• GOAL:
In the records below, find the line containing "Enumerate this screenshot's" and the line containing "Extract the structured". Give again exactly those lines and every line between them, omitting the pictures.

• DATASET ROWS:
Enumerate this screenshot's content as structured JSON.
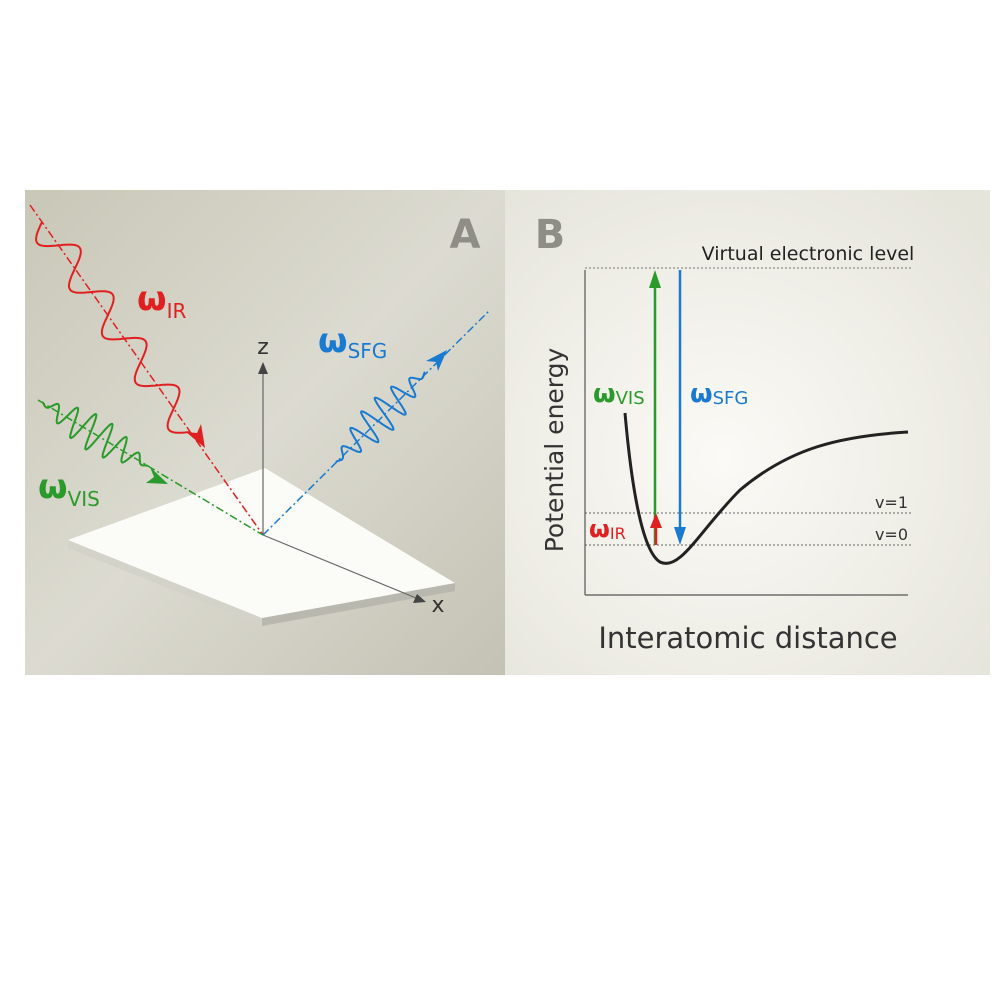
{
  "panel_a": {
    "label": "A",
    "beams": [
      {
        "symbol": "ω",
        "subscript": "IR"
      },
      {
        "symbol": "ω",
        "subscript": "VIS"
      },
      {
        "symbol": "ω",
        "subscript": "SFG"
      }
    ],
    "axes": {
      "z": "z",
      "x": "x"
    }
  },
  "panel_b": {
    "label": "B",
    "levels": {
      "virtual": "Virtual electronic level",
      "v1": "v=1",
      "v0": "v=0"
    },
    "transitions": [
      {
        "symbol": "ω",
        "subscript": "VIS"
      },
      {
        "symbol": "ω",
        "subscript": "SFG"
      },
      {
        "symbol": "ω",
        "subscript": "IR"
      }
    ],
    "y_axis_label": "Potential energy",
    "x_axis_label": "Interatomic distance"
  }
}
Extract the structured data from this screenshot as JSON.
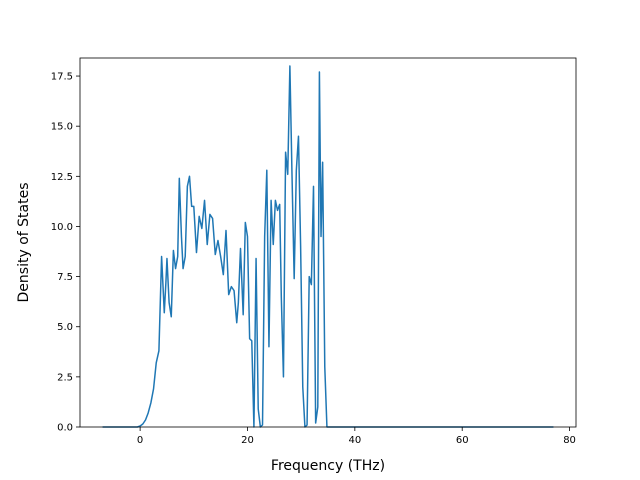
...
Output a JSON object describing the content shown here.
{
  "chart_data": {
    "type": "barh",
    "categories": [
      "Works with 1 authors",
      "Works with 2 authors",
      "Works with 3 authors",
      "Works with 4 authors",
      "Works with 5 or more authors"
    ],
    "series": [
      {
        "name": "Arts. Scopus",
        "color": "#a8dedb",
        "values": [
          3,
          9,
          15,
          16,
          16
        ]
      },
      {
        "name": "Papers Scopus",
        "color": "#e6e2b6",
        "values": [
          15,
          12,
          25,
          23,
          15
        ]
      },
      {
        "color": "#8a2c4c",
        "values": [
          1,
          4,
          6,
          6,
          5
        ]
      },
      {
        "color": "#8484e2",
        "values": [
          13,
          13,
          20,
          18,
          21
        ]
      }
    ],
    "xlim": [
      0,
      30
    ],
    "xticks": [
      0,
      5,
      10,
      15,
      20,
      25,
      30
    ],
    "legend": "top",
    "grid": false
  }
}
--
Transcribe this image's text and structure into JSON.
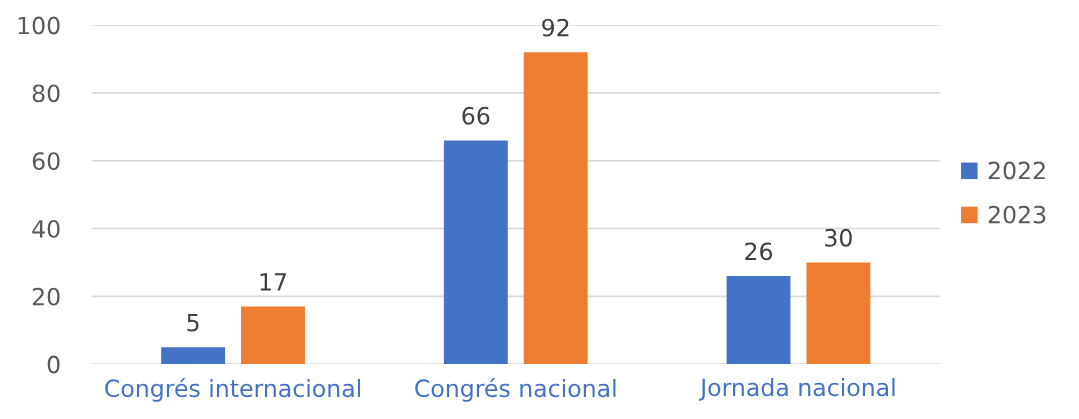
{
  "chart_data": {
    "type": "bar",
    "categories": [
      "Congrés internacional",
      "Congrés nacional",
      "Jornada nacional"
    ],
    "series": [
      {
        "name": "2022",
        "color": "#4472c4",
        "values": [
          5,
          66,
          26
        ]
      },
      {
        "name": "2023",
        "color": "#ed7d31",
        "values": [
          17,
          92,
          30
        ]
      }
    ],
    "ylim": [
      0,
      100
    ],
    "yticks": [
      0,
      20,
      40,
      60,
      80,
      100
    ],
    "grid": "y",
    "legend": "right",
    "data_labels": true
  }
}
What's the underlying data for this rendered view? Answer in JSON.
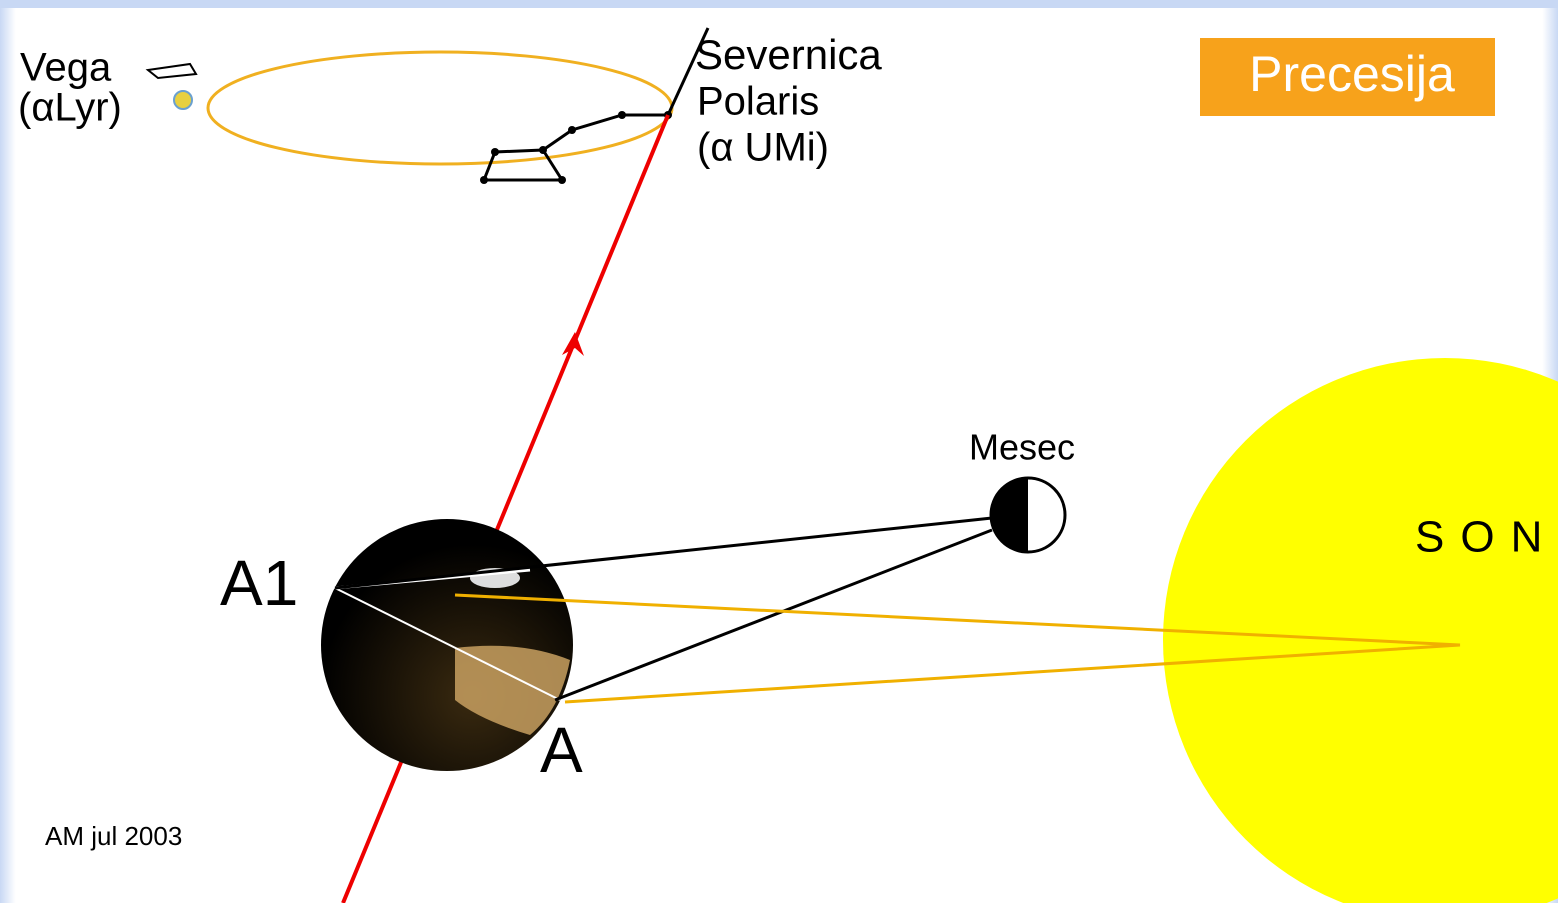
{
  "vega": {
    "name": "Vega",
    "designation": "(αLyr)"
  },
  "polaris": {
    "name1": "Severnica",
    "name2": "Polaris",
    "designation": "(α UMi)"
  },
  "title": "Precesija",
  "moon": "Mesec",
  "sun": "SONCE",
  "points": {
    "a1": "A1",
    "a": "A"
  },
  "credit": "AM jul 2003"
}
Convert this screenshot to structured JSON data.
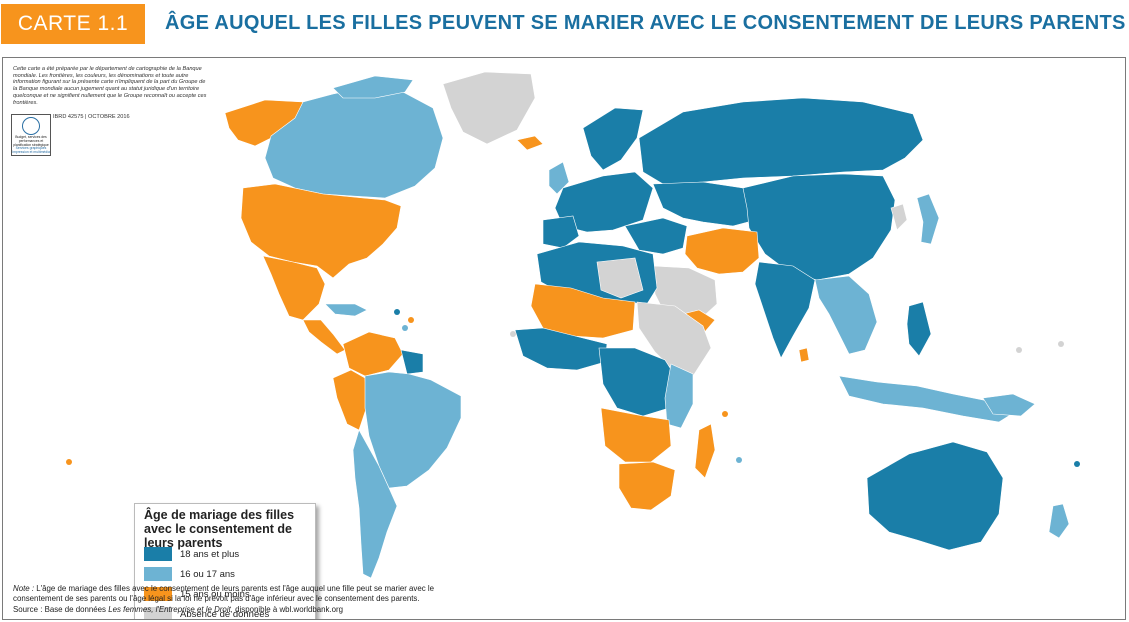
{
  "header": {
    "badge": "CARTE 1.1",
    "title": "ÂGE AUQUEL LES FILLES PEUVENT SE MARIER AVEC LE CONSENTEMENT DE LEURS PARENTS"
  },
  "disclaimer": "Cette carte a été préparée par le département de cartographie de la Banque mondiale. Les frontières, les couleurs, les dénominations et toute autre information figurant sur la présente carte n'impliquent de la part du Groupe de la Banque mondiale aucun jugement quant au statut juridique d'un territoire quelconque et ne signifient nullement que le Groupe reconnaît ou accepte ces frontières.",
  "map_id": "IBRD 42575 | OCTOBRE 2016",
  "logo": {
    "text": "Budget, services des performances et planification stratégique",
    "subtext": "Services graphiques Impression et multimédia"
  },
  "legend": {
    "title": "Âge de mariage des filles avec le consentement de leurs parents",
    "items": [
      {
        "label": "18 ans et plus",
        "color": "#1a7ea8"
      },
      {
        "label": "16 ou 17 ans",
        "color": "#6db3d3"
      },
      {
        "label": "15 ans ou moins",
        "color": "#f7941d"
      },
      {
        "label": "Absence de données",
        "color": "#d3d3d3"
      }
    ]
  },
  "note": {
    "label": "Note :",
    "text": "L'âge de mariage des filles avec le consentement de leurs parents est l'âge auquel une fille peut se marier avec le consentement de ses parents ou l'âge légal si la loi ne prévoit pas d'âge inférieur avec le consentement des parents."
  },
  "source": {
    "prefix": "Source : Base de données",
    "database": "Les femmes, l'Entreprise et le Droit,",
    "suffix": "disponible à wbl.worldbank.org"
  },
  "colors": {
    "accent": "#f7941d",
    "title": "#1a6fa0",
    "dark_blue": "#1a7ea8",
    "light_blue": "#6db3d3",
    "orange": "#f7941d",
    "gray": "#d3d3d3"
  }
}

• RESPONSE TO THIS EXERCISE:
Enumerate this screenshot's content as structured JSON.
{
  "panel_a": {
    "label": "A",
    "beams": [
      {
        "symbol": "ω",
        "subscript": "IR"
      },
      {
        "symbol": "ω",
        "subscript": "VIS"
      },
      {
        "symbol": "ω",
        "subscript": "SFG"
      }
    ],
    "axes": {
      "z": "z",
      "x": "x"
    }
  },
  "panel_b": {
    "label": "B",
    "levels": {
      "virtual": "Virtual electronic level",
      "v1": "v=1",
      "v0": "v=0"
    },
    "transitions": [
      {
        "symbol": "ω",
        "subscript": "VIS"
      },
      {
        "symbol": "ω",
        "subscript": "SFG"
      },
      {
        "symbol": "ω",
        "subscript": "IR"
      }
    ],
    "y_axis_label": "Potential energy",
    "x_axis_label": "Interatomic distance"
  }
}
Extract the structured data from this screenshot as JSON.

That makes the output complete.